Esercizi -
#1 Nel brano sul modo di scrivere, su che tipo di fogli si scrive e si corregge la prima stesura?
#2 Prosegui il brano sul modo di scrivere dopo la sua ultima frase.
------ Brano fornito ------
Come scrivo

Ho il vezzo di scrivere, in prima stesura, con una penna stilografica. Strumento ibrido, perchè non è nemmeno una “vera” penna stilografica, di quelle con serbatoio a pompetta, ma è di quelle con il caricatore. Che però, una volta esaurito il primo, non ho mai cambiato. Perchè ho preferito comprare un barattolo d’inchiostro blu e intingervi il pennino. Un vezzo, come dicevo: mi piace vedere l’inchiostro in più che scola lungo la boccetta quando faccio scorrere la punta del pennino sull’orlo della bottiglietta, e mi piace il rumore del pennino sulla carta.

Scrivo e correggo cancello su fogli A4 preferibilmente di riciclo. Quando ho scritto cinque o sei pagine – o tre / quattro: non mi sono data una regola precisa – trascrivo sul pc. E’ già il momento di prime correzioni, aggiunte, sostituzioni, cancellazioni.
------ Dati disponibili ------
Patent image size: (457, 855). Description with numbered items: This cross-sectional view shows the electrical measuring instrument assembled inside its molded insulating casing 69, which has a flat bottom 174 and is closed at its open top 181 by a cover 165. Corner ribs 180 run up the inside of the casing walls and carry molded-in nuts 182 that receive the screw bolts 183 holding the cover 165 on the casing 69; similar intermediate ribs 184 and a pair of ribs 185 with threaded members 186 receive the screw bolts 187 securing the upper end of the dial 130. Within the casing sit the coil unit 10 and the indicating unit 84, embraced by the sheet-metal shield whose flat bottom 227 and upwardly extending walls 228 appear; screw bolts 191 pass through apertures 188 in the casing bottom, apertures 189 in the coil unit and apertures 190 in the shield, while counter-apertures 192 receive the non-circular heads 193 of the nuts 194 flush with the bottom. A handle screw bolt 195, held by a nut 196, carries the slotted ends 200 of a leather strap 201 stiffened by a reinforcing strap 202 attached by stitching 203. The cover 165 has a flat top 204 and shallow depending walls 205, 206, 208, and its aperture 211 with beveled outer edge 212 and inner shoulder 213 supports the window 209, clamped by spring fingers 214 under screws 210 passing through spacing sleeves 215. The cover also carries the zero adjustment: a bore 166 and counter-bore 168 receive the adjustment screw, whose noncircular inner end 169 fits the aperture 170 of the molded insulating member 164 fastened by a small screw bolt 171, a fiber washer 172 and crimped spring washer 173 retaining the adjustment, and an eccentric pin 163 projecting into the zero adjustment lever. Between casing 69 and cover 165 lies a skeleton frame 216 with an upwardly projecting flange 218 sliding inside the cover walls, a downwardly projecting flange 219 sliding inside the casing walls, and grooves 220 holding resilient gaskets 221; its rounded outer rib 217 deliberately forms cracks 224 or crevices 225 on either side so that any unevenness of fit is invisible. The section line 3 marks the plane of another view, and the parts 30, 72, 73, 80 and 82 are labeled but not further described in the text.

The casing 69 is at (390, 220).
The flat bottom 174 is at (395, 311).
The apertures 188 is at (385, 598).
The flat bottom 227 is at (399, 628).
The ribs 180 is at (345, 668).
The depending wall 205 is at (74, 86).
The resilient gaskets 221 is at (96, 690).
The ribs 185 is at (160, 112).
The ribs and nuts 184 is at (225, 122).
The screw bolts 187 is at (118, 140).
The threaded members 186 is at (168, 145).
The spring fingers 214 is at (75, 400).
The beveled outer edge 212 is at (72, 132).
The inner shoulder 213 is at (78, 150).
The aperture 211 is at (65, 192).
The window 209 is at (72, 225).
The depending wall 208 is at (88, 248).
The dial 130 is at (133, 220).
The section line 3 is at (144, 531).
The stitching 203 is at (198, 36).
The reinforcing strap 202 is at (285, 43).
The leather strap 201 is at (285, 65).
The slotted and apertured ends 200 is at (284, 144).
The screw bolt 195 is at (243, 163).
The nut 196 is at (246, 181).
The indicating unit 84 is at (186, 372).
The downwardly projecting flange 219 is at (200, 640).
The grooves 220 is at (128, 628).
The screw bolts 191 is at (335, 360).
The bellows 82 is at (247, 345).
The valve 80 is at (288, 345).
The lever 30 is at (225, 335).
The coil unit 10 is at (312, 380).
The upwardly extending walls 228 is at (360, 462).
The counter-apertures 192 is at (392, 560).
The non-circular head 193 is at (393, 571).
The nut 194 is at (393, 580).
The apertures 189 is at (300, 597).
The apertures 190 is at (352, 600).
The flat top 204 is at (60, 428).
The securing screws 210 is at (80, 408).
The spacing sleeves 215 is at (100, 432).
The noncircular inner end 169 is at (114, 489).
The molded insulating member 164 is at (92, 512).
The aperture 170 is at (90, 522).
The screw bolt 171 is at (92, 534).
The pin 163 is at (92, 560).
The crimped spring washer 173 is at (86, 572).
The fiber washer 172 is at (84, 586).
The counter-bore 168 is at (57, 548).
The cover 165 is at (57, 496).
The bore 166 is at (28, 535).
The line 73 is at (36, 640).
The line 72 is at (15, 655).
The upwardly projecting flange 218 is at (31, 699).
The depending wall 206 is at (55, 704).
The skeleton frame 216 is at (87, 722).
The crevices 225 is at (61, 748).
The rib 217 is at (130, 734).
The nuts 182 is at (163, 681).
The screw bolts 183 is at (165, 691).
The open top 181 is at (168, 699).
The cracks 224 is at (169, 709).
------
Soluzioni -
#1 Su fogli A4, preferibilmente di riciclo.

#2
Stampo e rileggo. Correggo e cambio sulla carta, poi di nuovo al pc e così via, finchè non sono soddisfatto.

A volte chiedo un feedback a chi so che saprà essere critico il giusto, e tengo conto delle osservazioni. Qualche volta mantengo il punto, qualche volta cambio.

Più o meno è tutto. Poi c’è la fase dell’editing: cercare le “è” che devono diventare “é”, le ripetizioni non volute, i refusi veri e propri, e infine portare il testo in formato stampabile su carta, in formato adatto al web, in formato per e-book. Mi sto facendo, quindi, una cultura su vari fronti.